DOMANDE DA SVOLGERE ▸
1. Stabilisci se ciascuna affermazione concorda con il testo sul Sudan, rispondendo sì o no e citando le parole decisive del testo. (a) In Sudan gli sfollati interni sono oltre 8 milioni. (b) Il 70% delle strutture ospedaliere non è più funzionante. (c) Almeno 25 milioni di persone hanno bisogno di assistenza umanitaria.
2. Secondo il testo sul Sudan, a chi sono fedeli le Forze di supporto rapido?

===== SEZIONE DEL DOCUMENTO

Sudan, oltre un anno di distruzione. In Darfur ripresa la pulizia etnica delle Rsf
Mentre il mondo è in apprensione per la possibile escalation del conflitto in Medio Oriente, dopo l’attacco contro Israele lanciato dall’Iran, in Sudan a un anno dall’inizio del conflitto tra l’esercito regolare fedele al generale Abdel Fattah al Burhan, presidente del Consiglio Sovrano, e le Forze di supporto rapido, milizie militari fedeli all’ex vice di Burhan, Mohamed Dagalo detto Hemedti, si registra il più alto numero di sfollati interni al mondo, oltre 8milioni.
La situazione va progressivamente peggiorando e al momento almeno 25 milioni di persone hanno bisogno di assistenza umanitaria per sopravvivere.
In un paese dove si contano oltre 20 mila morti e centinaia di migliaia di feriti, il 70% della popolazione non ha accesso ad assistenza sanitaria e l’80% delle strutture ospedaliere non è più funzionante.

==========
===== VOCI ELENCATE

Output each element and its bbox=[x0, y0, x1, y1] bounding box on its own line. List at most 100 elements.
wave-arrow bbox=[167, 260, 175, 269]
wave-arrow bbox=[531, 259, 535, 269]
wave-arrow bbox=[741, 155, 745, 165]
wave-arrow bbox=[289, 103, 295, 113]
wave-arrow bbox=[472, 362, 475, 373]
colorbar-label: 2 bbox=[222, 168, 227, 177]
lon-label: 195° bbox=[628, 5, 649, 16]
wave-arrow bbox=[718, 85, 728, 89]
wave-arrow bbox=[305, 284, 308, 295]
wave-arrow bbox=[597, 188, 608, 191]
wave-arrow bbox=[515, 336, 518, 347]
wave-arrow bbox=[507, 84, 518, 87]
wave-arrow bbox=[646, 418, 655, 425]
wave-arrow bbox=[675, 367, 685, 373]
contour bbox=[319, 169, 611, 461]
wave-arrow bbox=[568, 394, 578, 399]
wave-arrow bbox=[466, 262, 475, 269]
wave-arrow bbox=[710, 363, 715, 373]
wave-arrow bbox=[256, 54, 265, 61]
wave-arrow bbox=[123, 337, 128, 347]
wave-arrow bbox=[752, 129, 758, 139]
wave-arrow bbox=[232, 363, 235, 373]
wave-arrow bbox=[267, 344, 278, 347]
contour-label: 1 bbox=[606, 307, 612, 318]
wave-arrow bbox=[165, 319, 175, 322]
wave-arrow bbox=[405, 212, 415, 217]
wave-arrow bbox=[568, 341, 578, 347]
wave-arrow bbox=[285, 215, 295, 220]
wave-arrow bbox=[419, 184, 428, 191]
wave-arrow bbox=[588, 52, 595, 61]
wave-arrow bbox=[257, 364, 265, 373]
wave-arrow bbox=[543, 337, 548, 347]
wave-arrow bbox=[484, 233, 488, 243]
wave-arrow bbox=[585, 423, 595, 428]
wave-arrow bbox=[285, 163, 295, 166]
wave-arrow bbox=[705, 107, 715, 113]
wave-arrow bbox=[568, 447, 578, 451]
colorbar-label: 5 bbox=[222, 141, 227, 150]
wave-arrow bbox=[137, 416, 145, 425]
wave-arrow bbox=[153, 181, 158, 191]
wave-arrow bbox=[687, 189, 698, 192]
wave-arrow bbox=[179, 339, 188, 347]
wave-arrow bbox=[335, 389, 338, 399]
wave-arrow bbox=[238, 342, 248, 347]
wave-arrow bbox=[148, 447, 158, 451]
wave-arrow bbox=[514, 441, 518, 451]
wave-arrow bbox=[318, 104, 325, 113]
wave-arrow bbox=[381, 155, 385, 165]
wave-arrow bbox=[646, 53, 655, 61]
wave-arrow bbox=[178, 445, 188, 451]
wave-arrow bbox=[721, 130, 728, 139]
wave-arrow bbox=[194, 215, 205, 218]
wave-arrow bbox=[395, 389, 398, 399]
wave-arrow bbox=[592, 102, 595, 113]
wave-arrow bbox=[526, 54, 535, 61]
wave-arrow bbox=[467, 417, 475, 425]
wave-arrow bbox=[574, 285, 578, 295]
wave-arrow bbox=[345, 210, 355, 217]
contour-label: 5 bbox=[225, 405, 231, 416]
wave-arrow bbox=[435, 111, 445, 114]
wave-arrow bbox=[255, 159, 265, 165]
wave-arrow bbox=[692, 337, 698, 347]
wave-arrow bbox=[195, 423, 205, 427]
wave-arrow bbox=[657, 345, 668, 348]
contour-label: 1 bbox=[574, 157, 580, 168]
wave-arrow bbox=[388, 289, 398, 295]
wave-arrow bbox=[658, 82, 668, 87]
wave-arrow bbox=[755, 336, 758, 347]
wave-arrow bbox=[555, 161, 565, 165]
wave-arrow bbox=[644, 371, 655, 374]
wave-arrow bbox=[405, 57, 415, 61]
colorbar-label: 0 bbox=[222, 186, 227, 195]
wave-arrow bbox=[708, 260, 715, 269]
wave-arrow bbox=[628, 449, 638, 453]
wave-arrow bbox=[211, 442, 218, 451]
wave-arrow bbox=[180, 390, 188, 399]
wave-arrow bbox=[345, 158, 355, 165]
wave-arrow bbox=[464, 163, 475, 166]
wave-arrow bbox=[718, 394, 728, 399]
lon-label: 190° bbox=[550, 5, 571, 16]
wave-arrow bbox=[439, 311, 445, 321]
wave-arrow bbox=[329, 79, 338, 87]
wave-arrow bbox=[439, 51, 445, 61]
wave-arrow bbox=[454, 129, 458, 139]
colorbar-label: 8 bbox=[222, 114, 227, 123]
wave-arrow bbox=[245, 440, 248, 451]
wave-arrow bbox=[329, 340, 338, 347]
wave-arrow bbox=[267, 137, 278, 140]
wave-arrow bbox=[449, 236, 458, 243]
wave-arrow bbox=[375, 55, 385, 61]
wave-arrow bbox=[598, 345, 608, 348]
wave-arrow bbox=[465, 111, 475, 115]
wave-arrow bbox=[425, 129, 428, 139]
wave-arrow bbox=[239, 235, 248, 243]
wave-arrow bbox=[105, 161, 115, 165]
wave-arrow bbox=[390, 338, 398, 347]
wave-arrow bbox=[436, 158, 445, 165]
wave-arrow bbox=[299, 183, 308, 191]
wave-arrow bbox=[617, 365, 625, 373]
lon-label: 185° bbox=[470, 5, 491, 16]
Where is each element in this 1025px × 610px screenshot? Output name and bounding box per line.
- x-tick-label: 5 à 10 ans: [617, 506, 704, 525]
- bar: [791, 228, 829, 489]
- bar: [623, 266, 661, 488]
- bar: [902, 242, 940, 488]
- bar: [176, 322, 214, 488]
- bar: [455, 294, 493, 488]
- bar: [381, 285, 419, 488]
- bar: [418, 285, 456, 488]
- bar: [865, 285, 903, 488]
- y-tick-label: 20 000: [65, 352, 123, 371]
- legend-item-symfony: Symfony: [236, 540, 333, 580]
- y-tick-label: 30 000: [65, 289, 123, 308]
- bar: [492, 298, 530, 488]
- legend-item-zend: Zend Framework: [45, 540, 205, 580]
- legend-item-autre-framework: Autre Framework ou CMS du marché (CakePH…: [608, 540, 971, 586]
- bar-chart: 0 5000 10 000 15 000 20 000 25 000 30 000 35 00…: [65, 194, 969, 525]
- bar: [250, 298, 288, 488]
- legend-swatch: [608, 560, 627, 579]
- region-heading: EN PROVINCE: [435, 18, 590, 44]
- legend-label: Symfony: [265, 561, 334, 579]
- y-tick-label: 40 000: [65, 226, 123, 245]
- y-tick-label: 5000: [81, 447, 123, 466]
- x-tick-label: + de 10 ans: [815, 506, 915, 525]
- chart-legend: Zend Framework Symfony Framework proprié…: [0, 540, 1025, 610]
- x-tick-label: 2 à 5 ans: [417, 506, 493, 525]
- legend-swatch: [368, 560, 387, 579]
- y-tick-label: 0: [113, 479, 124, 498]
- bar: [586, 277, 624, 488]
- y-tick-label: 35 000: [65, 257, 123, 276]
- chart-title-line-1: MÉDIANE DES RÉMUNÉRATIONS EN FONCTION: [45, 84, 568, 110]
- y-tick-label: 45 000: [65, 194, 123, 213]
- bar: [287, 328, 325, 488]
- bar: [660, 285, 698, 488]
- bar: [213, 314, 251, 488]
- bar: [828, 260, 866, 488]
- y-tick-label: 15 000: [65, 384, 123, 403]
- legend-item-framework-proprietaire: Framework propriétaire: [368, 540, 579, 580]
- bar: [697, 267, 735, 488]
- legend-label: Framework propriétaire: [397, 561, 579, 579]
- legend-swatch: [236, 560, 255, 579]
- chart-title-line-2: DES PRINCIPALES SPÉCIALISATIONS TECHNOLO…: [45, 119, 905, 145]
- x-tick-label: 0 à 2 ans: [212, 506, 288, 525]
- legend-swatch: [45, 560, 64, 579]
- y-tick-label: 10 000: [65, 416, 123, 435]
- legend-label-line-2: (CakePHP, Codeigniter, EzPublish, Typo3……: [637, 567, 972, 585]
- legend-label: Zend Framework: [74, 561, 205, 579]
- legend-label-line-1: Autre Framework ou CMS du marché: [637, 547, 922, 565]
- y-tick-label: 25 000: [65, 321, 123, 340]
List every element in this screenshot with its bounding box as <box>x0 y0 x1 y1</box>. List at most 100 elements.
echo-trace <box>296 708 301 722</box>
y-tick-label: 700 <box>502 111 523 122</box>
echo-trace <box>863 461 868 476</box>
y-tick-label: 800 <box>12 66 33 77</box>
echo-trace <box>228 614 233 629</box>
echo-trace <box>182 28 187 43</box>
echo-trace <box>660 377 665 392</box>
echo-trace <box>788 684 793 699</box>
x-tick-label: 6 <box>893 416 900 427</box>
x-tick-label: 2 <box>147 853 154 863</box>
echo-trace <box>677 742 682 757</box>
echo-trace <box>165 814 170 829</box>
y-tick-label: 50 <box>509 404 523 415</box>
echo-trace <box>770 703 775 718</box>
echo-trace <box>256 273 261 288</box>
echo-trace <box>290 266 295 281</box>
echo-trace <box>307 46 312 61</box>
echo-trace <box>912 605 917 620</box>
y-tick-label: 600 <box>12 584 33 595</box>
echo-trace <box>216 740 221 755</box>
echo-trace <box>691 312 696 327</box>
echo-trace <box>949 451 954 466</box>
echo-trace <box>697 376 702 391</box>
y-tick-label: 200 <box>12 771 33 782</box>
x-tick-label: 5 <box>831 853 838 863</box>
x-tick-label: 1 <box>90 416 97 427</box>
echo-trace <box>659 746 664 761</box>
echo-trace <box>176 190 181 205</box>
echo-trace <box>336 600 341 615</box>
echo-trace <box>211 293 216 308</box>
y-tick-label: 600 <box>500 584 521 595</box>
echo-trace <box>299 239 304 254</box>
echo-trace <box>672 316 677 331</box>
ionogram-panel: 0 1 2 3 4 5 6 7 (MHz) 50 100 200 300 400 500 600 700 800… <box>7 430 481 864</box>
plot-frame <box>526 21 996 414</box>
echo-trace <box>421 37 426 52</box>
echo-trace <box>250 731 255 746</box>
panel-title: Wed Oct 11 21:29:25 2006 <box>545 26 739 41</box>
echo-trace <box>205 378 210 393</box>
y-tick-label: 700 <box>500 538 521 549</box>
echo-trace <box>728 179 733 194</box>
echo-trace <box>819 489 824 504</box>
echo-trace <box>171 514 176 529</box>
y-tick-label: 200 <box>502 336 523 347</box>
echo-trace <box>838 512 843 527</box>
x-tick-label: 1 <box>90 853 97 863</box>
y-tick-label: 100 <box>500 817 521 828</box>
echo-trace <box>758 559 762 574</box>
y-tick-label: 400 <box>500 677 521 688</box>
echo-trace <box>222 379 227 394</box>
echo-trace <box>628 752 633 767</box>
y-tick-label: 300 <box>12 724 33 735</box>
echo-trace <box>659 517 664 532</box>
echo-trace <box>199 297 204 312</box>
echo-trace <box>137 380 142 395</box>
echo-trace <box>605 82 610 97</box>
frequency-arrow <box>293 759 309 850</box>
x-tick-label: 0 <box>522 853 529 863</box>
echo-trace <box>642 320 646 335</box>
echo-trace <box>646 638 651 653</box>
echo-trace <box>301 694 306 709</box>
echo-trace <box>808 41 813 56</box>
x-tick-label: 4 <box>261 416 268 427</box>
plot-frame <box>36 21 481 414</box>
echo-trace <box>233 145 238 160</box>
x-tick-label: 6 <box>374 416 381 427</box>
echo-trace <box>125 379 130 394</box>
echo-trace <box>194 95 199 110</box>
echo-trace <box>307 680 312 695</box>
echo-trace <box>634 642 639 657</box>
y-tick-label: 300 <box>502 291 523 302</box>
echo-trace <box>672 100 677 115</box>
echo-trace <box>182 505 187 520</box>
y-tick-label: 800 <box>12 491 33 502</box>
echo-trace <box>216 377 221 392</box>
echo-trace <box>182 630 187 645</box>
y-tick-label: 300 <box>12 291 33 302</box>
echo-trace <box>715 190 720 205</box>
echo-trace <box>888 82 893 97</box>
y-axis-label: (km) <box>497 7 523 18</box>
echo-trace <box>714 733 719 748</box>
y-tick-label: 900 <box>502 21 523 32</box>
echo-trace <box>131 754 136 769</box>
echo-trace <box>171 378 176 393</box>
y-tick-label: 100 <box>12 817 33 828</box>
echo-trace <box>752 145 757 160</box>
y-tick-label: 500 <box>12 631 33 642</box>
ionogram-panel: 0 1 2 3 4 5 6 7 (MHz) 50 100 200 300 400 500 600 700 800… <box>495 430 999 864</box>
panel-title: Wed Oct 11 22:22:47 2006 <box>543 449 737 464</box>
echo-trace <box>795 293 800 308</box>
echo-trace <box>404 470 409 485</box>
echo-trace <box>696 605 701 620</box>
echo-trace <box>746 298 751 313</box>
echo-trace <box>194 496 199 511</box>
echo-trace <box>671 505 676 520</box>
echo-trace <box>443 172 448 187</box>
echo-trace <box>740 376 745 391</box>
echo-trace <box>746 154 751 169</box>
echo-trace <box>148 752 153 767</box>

==========

SOLUZIONI ▸
1.
(a) Sì: "si registra il più alto numero di sfollati interni al mondo, oltre 8milioni".
(b) No: "l’80% delle strutture ospedaliere non è più funzionante".
(c) Sì: "almeno 25 milioni di persone hanno bisogno di assistenza umanitaria per sopravvivere".

2. A Mohamed Dagalo detto Hemedti, ex vice di Burhan.